Beklaagde of getuige? Ú bepaalt wat het wordt ...
01-04-2021U kunt zélf bepalen of u de rol van beklaagde bij de Accountantskamer krijgt of die van getuige in de civiele rechtszaak tegen een fraudeur! Of misschien bent ú wel de held die fraude weet te voorkomen door effectief te communiceren en de gecontroleerde weet te overtuigen haar interne beheersing van de betalingsorganisatie te versterken.
DEEL 1: Interne beheersing betaalorganisatie doorgelicht
Regelmatig worden we geconfronteerd met krantenkoppen over fraudegevallen waarbij geld door fraudeurs is onttrokken aan de organisatie waarbij zij werkzaam zijn. Recente gevallen zijn de Pels Rijcken casus, de casus gemeente Den Haag, de casus Stadgenoot en de casus Fagro. Gemeenschappelijke kenmerken in deze casussen: Er zijn miljoenen ontvreemd doordat de betaalorganisatie onvoldoende was geborgd.
Dit artikel is het eerste in een tweeluik over de betaalorganisatie. In dit eerste artikel gaan wij in op het onderkennen van een frauderisico voor de jaarrekeningcontrole als gevolg van tekortkomingen in de betaalorganisatie. In het tweede artikel schetsen wij een aantal oplossingsrichtingen hoe u de controleaanpak ten aanzien van dit frauderisico kunt vormgeven. Zonder de illusie te hebben dat wij volledig kunnen zijn, denken wij dat onze handreikingen in het bijzonder voor mkb controles nuttig zijn.

## OPDRACHT A
Werk in de records het stuk van de regel met "List all visible" tot en met de regel met "outline-item (103, 436, 662, 498)" bij door "components" te vervangen door "elements" en al het andere ongewijzigd te laten. Neem de afbeeldingen niet op in je antwoord.
De tekst en de records staan los van elkaar.

[Opgeslagen vermeldingen]
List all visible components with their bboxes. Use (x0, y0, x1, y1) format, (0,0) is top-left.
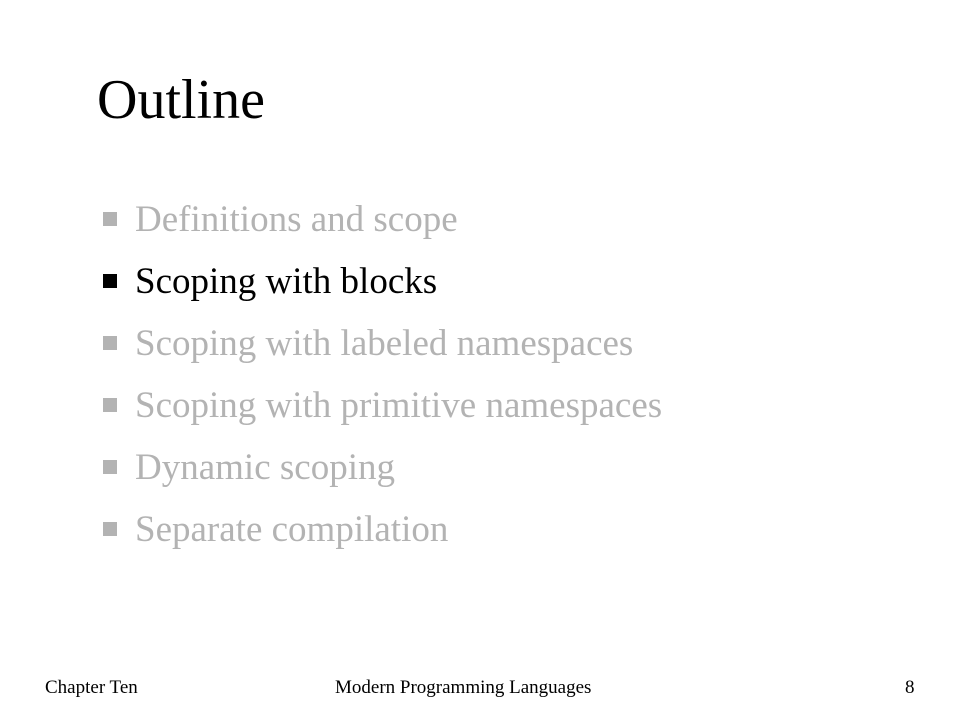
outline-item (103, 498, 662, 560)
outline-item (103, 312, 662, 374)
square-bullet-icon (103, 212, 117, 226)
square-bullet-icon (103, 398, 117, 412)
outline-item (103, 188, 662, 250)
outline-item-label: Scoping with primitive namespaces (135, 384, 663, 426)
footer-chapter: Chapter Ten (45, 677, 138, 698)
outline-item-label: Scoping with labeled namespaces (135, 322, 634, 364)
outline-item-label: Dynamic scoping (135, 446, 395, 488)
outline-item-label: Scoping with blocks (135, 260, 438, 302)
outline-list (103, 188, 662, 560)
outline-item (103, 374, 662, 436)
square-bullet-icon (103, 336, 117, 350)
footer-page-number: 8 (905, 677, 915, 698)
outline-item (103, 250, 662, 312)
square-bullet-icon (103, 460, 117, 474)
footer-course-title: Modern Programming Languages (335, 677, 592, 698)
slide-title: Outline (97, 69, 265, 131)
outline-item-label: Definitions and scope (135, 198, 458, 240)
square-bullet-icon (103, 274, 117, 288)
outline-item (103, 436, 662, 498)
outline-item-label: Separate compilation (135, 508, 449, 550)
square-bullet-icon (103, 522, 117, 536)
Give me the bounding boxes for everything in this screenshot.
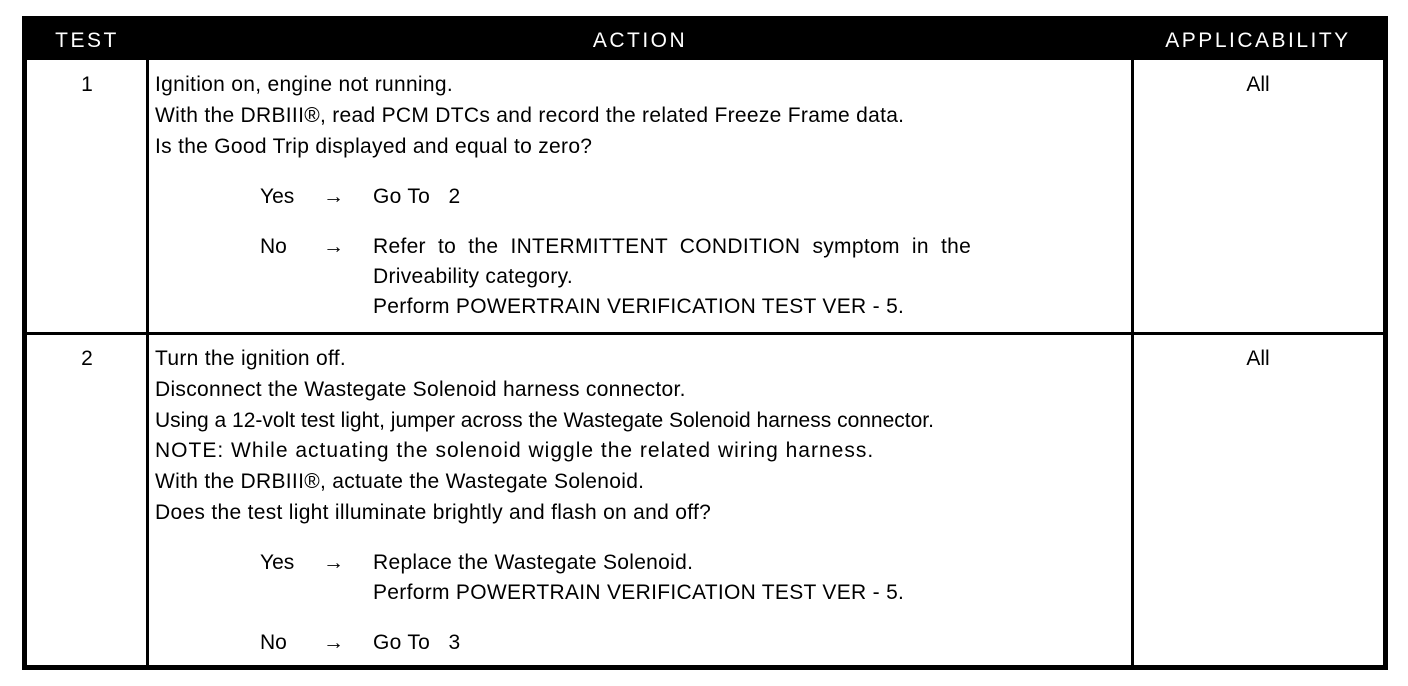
---
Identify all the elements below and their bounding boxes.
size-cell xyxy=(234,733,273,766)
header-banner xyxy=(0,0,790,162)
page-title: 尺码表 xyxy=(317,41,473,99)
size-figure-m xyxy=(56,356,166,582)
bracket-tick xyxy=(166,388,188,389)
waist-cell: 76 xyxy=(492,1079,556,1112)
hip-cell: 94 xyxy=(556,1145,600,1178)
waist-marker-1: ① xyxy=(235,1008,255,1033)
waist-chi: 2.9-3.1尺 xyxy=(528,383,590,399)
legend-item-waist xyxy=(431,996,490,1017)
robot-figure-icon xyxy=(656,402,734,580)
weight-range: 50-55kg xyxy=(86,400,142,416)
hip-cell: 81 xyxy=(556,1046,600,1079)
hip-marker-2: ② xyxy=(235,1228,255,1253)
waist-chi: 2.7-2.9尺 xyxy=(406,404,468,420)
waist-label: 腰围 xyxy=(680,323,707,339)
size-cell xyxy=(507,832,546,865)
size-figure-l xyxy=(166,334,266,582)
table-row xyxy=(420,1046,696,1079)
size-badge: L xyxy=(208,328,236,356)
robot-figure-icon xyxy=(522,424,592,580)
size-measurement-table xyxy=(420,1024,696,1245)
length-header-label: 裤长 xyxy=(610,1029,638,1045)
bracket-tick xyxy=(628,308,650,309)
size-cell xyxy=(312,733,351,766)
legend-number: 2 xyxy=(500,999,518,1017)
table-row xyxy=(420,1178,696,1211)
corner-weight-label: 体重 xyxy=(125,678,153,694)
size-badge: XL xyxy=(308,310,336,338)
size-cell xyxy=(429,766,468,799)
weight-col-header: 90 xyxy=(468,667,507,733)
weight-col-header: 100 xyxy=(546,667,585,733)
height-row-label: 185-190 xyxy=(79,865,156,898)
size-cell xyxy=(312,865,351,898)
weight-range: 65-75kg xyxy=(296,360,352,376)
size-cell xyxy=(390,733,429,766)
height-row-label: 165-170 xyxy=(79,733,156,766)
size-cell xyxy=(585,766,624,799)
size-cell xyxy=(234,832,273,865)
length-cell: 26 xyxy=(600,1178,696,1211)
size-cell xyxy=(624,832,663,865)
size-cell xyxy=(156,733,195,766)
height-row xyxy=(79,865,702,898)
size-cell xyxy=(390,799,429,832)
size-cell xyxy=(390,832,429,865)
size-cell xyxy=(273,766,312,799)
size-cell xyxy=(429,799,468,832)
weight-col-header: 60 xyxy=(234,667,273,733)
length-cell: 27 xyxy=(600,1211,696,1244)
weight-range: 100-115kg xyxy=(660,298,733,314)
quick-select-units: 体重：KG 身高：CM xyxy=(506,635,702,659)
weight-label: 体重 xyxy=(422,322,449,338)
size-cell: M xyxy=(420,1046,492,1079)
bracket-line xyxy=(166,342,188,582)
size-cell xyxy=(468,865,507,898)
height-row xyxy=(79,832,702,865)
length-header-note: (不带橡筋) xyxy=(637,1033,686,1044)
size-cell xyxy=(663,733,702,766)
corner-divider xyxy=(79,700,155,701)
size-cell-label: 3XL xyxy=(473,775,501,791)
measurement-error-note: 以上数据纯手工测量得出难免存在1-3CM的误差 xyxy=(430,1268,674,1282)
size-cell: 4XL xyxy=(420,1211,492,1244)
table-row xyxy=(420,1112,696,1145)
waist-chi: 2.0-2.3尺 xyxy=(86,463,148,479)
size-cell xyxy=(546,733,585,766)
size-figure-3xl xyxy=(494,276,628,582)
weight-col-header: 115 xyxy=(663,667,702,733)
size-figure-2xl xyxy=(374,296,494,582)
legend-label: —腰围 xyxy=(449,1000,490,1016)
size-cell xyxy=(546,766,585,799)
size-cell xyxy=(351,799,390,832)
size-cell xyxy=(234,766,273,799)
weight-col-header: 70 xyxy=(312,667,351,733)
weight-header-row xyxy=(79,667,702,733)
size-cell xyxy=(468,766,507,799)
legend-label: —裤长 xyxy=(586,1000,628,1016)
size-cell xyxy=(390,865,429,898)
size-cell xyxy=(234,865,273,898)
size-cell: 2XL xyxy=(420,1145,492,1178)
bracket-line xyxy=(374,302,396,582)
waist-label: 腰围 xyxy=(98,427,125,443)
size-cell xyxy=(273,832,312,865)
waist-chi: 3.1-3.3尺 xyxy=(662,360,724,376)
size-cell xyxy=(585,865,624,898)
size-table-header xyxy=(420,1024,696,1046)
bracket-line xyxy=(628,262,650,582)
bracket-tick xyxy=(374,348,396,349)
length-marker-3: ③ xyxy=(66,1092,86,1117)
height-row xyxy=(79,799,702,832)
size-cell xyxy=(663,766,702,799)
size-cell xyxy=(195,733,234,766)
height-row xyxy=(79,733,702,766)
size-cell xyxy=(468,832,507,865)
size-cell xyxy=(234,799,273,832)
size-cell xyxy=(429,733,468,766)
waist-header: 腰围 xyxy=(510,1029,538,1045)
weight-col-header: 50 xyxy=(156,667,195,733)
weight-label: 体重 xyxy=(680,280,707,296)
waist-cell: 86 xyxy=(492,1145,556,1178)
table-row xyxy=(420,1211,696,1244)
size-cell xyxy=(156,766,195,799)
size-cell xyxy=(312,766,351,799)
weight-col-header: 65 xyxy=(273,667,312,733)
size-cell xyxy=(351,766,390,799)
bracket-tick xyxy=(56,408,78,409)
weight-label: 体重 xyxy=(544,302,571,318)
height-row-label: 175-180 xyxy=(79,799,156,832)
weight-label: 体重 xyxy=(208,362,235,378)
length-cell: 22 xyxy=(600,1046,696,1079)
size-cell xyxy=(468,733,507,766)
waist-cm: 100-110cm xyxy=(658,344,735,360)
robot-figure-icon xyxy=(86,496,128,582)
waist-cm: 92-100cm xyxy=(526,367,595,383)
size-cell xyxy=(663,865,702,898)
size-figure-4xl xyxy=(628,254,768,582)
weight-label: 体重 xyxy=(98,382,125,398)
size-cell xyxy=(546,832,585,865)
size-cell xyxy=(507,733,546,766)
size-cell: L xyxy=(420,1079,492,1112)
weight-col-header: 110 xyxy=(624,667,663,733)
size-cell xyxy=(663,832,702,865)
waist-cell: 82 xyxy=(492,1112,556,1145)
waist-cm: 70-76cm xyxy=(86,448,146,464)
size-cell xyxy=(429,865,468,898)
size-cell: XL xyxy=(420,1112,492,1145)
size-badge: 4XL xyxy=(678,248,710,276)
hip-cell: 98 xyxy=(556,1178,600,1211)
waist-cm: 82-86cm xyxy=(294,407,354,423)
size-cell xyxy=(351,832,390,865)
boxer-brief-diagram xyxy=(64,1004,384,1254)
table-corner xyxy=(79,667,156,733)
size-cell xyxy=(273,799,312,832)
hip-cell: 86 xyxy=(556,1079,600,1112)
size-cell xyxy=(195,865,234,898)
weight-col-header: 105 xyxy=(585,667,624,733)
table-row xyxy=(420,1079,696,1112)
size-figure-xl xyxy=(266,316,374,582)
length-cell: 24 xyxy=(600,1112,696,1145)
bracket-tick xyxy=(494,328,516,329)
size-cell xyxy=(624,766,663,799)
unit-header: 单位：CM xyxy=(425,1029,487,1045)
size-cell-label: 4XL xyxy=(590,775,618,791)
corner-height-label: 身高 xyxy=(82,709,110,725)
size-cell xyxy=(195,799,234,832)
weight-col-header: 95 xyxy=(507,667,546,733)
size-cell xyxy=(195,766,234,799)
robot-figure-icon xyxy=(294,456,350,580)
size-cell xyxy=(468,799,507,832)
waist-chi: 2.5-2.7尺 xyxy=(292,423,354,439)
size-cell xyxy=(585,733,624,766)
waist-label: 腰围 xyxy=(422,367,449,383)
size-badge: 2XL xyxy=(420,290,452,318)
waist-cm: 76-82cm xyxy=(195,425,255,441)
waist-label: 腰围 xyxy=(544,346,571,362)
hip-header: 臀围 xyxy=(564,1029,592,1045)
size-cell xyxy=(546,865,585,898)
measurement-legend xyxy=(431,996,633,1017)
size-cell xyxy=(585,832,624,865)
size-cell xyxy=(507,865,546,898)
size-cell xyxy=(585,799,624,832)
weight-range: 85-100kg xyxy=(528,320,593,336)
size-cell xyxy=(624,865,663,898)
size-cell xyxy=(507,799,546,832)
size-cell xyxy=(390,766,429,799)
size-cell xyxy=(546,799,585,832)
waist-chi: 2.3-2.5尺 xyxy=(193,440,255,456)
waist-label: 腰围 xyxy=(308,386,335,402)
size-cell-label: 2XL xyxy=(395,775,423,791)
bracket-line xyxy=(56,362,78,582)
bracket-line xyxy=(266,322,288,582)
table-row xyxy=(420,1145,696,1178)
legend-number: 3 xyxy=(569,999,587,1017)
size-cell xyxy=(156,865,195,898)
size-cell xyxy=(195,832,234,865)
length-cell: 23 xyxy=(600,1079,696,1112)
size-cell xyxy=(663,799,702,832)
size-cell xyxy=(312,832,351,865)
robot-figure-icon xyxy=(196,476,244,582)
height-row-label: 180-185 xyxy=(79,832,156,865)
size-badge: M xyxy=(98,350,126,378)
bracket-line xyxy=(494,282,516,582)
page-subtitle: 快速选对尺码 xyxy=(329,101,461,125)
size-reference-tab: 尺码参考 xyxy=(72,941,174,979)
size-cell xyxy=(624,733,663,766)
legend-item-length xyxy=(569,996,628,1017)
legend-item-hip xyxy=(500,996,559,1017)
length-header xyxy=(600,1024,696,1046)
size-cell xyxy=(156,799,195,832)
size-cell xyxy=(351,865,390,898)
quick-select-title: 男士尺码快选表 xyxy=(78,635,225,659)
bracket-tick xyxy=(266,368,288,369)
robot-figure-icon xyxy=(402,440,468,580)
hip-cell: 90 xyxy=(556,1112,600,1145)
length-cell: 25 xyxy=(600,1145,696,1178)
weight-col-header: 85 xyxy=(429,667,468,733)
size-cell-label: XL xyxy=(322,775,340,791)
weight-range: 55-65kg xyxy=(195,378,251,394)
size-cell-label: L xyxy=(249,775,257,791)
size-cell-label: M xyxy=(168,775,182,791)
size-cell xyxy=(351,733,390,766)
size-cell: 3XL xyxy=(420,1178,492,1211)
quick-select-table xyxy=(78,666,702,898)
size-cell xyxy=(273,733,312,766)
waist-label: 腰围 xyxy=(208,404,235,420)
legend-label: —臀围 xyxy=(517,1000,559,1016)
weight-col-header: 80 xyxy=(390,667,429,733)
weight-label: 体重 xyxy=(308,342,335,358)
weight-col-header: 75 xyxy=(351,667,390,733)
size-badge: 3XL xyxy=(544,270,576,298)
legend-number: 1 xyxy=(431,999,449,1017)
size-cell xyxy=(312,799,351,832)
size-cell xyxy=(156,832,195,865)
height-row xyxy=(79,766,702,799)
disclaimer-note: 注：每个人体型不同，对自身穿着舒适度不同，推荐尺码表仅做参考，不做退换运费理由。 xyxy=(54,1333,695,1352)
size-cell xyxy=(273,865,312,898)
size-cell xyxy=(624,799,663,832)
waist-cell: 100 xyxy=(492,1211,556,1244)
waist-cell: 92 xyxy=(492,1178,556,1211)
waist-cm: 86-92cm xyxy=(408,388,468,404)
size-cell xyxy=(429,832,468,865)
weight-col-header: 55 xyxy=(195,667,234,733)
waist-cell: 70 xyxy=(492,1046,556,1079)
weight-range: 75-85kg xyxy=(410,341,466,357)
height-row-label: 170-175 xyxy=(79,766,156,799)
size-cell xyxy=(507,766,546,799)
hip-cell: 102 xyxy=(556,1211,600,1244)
...
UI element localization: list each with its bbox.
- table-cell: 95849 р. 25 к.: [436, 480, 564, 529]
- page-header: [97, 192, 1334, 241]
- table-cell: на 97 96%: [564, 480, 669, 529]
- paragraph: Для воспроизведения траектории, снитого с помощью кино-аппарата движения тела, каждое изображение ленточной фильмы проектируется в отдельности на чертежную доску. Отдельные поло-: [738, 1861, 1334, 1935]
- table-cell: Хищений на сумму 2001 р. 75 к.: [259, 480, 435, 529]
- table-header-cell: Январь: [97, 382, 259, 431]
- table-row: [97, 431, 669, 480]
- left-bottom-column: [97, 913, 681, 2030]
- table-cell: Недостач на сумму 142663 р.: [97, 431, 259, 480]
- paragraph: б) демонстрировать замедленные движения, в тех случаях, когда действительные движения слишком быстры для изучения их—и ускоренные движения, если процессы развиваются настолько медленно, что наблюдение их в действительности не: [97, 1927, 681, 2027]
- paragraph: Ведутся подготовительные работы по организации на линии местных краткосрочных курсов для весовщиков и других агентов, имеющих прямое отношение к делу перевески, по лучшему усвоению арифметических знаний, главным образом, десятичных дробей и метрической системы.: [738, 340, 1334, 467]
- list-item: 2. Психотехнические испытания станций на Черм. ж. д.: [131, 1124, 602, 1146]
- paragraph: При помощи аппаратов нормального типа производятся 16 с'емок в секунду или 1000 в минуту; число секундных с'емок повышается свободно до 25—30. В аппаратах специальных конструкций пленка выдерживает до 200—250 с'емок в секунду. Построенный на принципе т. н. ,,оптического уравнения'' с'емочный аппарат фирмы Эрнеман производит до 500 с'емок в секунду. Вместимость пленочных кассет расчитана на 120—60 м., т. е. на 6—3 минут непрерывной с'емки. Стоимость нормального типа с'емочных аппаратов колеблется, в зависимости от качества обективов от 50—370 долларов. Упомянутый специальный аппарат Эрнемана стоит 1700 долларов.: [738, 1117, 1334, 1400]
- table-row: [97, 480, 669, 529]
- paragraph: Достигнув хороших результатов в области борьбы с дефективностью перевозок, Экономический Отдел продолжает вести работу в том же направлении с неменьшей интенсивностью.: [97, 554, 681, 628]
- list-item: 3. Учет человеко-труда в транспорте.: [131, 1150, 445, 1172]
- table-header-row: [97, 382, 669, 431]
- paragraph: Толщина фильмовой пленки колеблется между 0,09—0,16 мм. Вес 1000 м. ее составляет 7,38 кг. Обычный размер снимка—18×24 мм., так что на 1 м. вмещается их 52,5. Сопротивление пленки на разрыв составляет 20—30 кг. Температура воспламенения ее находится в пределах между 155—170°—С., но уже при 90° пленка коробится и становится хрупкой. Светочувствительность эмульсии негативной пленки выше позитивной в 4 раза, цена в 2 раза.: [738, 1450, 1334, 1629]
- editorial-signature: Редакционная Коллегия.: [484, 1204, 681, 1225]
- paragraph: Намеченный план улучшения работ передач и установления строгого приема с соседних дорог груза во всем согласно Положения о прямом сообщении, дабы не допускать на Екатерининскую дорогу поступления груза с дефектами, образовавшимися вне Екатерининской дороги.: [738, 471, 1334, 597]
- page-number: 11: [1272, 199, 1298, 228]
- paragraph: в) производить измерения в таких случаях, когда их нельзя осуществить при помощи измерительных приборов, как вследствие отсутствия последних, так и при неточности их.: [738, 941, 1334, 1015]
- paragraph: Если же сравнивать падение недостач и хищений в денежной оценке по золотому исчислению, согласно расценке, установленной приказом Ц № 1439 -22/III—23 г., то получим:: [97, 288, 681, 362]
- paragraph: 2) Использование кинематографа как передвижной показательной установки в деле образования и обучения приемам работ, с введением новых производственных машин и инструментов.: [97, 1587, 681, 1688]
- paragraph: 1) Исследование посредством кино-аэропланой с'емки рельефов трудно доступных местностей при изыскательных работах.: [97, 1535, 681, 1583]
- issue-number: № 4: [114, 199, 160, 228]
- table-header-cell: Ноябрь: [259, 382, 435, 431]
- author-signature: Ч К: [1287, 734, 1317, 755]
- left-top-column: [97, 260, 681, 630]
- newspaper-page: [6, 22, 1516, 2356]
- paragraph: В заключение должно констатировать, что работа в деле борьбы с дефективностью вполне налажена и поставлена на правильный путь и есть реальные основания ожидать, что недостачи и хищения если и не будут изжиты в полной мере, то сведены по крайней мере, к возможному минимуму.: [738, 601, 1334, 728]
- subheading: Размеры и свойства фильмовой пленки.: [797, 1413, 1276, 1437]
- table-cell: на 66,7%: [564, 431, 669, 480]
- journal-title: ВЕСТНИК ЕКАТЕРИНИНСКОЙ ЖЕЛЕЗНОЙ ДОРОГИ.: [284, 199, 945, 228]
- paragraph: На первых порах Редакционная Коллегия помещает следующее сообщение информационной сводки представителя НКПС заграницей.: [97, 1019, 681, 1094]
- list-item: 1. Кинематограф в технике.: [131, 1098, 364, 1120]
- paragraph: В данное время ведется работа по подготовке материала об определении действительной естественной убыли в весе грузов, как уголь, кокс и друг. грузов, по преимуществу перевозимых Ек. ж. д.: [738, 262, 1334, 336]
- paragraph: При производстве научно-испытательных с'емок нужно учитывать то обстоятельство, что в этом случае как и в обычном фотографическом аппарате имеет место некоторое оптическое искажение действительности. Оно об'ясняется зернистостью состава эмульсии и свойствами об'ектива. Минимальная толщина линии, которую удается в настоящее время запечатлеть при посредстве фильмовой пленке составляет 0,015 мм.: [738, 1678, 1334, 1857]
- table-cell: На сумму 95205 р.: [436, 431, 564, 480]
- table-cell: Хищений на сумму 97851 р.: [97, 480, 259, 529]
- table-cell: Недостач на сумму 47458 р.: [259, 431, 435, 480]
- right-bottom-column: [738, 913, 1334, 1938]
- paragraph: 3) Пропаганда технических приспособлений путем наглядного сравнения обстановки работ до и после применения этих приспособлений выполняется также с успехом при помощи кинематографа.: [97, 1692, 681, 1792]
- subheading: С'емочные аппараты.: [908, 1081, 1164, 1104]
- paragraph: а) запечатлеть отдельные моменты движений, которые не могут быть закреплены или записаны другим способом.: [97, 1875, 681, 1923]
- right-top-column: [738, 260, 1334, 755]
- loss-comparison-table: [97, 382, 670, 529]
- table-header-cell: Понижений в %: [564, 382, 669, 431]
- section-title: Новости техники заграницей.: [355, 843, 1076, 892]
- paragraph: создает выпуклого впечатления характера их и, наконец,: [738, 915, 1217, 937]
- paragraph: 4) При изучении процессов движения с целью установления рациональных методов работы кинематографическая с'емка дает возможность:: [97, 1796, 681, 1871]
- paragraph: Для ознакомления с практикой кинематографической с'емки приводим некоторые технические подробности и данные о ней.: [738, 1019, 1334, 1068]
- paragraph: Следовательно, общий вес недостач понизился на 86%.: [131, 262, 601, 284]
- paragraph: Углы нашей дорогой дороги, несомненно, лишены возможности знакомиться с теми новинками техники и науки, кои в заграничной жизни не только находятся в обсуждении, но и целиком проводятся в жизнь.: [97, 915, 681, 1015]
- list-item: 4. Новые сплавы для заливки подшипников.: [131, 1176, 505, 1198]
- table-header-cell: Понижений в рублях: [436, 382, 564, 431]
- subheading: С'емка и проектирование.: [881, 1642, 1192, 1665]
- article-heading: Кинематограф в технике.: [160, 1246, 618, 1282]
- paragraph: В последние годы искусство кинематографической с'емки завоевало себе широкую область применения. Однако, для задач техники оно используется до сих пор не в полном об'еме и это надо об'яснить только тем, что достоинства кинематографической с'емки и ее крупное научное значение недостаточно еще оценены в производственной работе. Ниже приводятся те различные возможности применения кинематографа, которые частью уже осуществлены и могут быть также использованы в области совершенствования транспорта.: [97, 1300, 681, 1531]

## OPDRACHT B
Geef uit de tekst over de betaalorganisatie het stuk van "Dit artikel is" tot en met "controles nuttig zijn." letterlijk terug.

## UITVOER A
List all visible elements with their bboxes. Use (x0, y0, x1, y1) format, (0,0) is top-left.
outline-item (103, 498, 662, 560)
outline-item (103, 312, 662, 374)
square-bullet-icon (103, 212, 117, 226)
square-bullet-icon (103, 398, 117, 412)
outline-item (103, 188, 662, 250)
outline-item-label: Scoping with primitive namespaces (135, 384, 663, 426)
footer-chapter: Chapter Ten (45, 677, 138, 698)
outline-item-label: Scoping with labeled namespaces (135, 322, 634, 364)
outline-item-label: Dynamic scoping (135, 446, 395, 488)
outline-item-label: Scoping with blocks (135, 260, 438, 302)
outline-list (103, 188, 662, 560)
outline-item (103, 374, 662, 436)
square-bullet-icon (103, 336, 117, 350)
footer-page-number: 8 (905, 677, 915, 698)
outline-item (103, 250, 662, 312)
square-bullet-icon (103, 460, 117, 474)
footer-course-title: Modern Programming Languages (335, 677, 592, 698)
slide-title: Outline (97, 69, 265, 131)
outline-item-label: Definitions and scope (135, 198, 458, 240)
square-bullet-icon (103, 274, 117, 288)
outline-item (103, 436, 662, 498)

## UITVOER B
Dit artikel is het eerste in een tweeluik over de betaalorganisatie. In dit eerste artikel gaan wij in op het onderkennen van een frauderisico voor de jaarrekeningcontrole als gevolg van tekortkomingen in de betaalorganisatie. In het tweede artikel schetsen wij een aantal oplossingsrichtingen hoe u de controleaanpak ten aanzien van dit frauderisico kunt vormgeven. Zonder de illusie te hebben dat wij volledig kunnen zijn, denken wij dat onze handreikingen in het bijzonder voor mkb controles nuttig zijn.